** DIRECTIONS FOR THIS TASK **
Images appear in the records below; leave them out and repeat everything else exactly.

(Data extracted from a collection)
++++

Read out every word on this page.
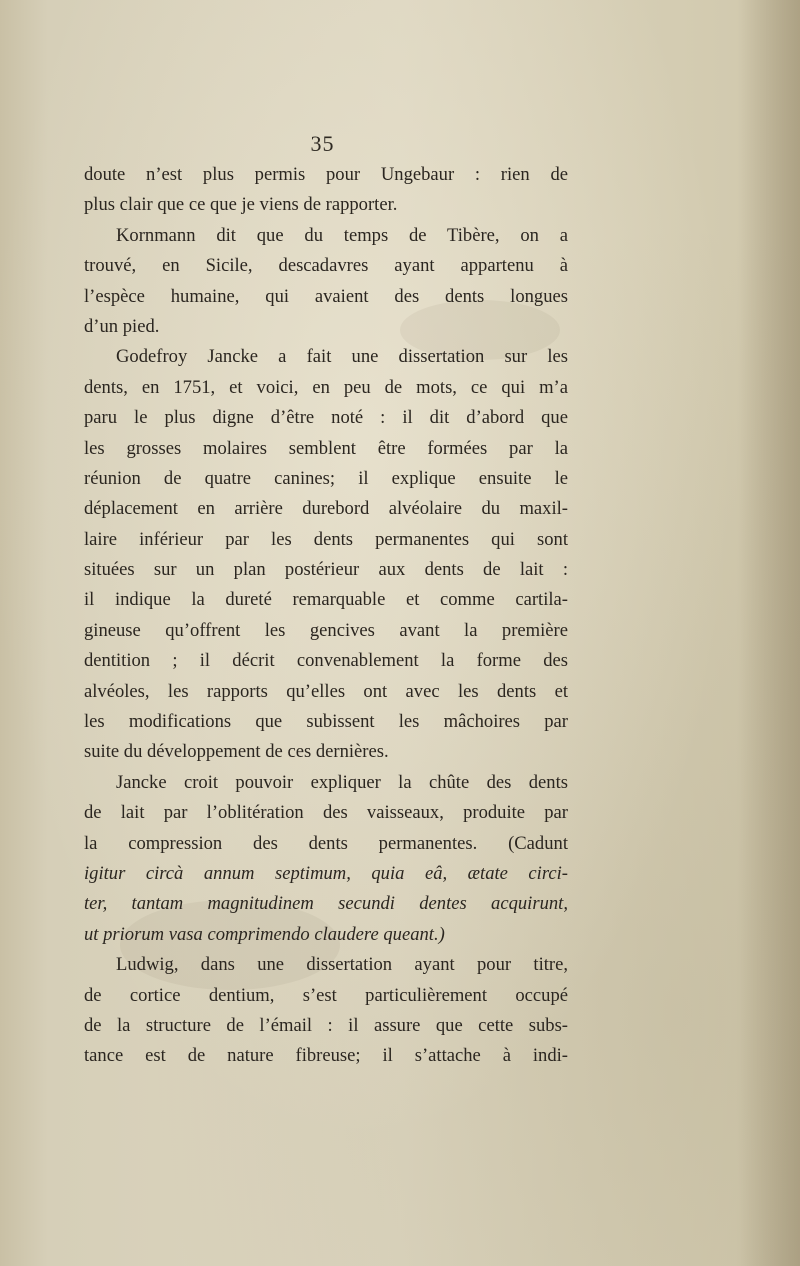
35
doute n’est plus permis pour Ungebaur : rien de
plus clair que ce que je viens de rapporter.
Kornmann dit que du temps de Tibère, on a
trouvé, en Sicile, descadavres ayant appartenu à
l’espèce humaine, qui avaient des dents longues
d’un pied.
Godefroy Jancke a fait une dissertation sur les
dents, en 1751, et voici, en peu de mots, ce qui m’a
paru le plus digne d’être noté : il dit d’abord que
les grosses molaires semblent être formées par la
réunion de quatre canines; il explique ensuite le
déplacement en arrière durebord alvéolaire du maxil-
laire inférieur par les dents permanentes qui sont
situées sur un plan postérieur aux dents de lait :
il indique la dureté remarquable et comme cartila-
gineuse qu’offrent les gencives avant la première
dentition ; il décrit convenablement la forme des
alvéoles, les rapports qu’elles ont avec les dents et
les modifications que subissent les mâchoires par
suite du développement de ces dernières.
Jancke croit pouvoir expliquer la chûte des dents
de lait par l’oblitération des vaisseaux, produite par
la compression des dents permanentes. (Cadunt
igitur circà annum septimum, quia eâ, ætate circi-
ter, tantam magnitudinem secundi dentes acquirunt,
ut priorum vasa comprimendo claudere queant.)
Ludwig, dans une dissertation ayant pour titre,
de cortice dentium, s’est particulièrement occupé
de la structure de l’émail : il assure que cette subs-
tance est de nature fibreuse; il s’attache à indi-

++++

** IN RESPONSE **
Read out every word on this page.
35
doute n’est plus permis pour Ungebaur : rien de
plus clair que ce que je viens de rapporter.
Kornmann dit que du temps de Tibère, on a
trouvé, en Sicile, descadavres ayant appartenu à
l’espèce humaine, qui avaient des dents longues
d’un pied.
Godefroy Jancke a fait une dissertation sur les
dents, en 1751, et voici, en peu de mots, ce qui m’a
paru le plus digne d’être noté : il dit d’abord que
les grosses molaires semblent être formées par la
réunion de quatre canines; il explique ensuite le
déplacement en arrière durebord alvéolaire du maxil-
laire inférieur par les dents permanentes qui sont
situées sur un plan postérieur aux dents de lait :
il indique la dureté remarquable et comme cartila-
gineuse qu’offrent les gencives avant la première
dentition ; il décrit convenablement la forme des
alvéoles, les rapports qu’elles ont avec les dents et
les modifications que subissent les mâchoires par
suite du développement de ces dernières.
Jancke croit pouvoir expliquer la chûte des dents
de lait par l’oblitération des vaisseaux, produite par
la compression des dents permanentes. (Cadunt
igitur circà annum septimum, quia eâ, ætate circi-
ter, tantam magnitudinem secundi dentes acquirunt,
ut priorum vasa comprimendo claudere queant.)
Ludwig, dans une dissertation ayant pour titre,
de cortice dentium, s’est particulièrement occupé
de la structure de l’émail : il assure que cette subs-
tance est de nature fibreuse; il s’attache à indi-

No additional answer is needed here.